-- start --

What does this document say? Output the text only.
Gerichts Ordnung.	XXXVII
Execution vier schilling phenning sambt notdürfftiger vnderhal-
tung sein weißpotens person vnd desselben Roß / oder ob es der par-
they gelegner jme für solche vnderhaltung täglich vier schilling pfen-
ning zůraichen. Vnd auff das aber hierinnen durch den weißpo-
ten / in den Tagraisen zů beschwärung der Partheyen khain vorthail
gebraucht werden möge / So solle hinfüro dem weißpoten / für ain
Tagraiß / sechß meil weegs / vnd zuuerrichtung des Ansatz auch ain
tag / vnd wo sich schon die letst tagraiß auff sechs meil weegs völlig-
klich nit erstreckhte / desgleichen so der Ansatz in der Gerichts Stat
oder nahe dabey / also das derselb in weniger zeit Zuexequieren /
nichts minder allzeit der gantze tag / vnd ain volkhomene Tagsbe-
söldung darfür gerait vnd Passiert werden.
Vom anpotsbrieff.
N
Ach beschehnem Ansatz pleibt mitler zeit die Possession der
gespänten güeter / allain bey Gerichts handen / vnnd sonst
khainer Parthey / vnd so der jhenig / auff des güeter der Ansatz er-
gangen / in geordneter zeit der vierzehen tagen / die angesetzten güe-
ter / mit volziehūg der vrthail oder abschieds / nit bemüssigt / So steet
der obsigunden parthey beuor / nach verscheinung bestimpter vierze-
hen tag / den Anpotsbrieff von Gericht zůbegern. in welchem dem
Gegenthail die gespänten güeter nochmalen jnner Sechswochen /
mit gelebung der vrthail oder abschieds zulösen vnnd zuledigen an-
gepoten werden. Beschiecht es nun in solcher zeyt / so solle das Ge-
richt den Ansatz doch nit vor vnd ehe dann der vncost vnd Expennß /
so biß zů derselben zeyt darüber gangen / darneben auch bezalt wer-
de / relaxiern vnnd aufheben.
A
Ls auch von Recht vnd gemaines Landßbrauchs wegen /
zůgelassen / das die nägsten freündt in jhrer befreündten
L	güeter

-- end --

INSTRUCTIONS FOR THE TASK: From the entries above, pull out each line that includes "abschieds".

WRITTEN ANSWER:
ter / mit volziehūg der vrthail oder abschieds / nit bemüssigt / So steet
mit gelebung der vrthail oder abschieds zulösen vnnd zuledigen an-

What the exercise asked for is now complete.